| Given data |
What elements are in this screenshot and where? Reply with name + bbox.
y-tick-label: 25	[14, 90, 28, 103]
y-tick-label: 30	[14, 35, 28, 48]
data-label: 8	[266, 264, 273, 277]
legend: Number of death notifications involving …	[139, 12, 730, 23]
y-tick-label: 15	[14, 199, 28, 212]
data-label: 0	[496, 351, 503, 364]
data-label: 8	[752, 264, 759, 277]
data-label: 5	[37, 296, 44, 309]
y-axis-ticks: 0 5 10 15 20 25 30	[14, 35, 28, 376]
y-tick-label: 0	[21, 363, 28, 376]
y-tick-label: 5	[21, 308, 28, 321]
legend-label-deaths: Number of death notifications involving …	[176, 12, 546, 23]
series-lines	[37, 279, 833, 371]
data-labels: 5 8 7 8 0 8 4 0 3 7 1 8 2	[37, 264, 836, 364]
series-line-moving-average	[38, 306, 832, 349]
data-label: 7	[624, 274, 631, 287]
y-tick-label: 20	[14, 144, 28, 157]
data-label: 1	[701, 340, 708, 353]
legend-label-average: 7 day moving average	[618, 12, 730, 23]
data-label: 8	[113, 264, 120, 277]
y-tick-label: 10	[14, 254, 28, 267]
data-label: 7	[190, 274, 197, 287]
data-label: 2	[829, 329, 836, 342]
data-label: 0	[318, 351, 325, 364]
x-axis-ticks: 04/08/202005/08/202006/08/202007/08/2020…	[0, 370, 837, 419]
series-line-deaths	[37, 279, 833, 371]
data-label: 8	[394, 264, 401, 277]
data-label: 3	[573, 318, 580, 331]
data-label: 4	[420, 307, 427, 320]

| Objective |
Return every line of the records above unchanged, character for character.

| Exercise result |
What elements are in this screenshot and where? Reply with name + bbox.
y-tick-label: 25	[14, 90, 28, 103]
y-tick-label: 30	[14, 35, 28, 48]
data-label: 8	[266, 264, 273, 277]
legend: Number of death notifications involving …	[139, 12, 730, 23]
y-tick-label: 15	[14, 199, 28, 212]
data-label: 0	[496, 351, 503, 364]
data-label: 8	[752, 264, 759, 277]
data-label: 5	[37, 296, 44, 309]
y-axis-ticks: 0 5 10 15 20 25 30	[14, 35, 28, 376]
y-tick-label: 0	[21, 363, 28, 376]
y-tick-label: 5	[21, 308, 28, 321]
legend-label-deaths: Number of death notifications involving …	[176, 12, 546, 23]
series-lines	[37, 279, 833, 371]
data-labels: 5 8 7 8 0 8 4 0 3 7 1 8 2	[37, 264, 836, 364]
series-line-moving-average	[38, 306, 832, 349]
data-label: 7	[624, 274, 631, 287]
y-tick-label: 20	[14, 144, 28, 157]
data-label: 1	[701, 340, 708, 353]
legend-label-average: 7 day moving average	[618, 12, 730, 23]
data-label: 8	[113, 264, 120, 277]
y-tick-label: 10	[14, 254, 28, 267]
data-label: 7	[190, 274, 197, 287]
data-label: 2	[829, 329, 836, 342]
data-label: 0	[318, 351, 325, 364]
x-axis-ticks: 04/08/202005/08/202006/08/202007/08/2020…	[0, 370, 837, 419]
series-line-deaths	[37, 279, 833, 371]
data-label: 8	[394, 264, 401, 277]
data-label: 3	[573, 318, 580, 331]
data-label: 4	[420, 307, 427, 320]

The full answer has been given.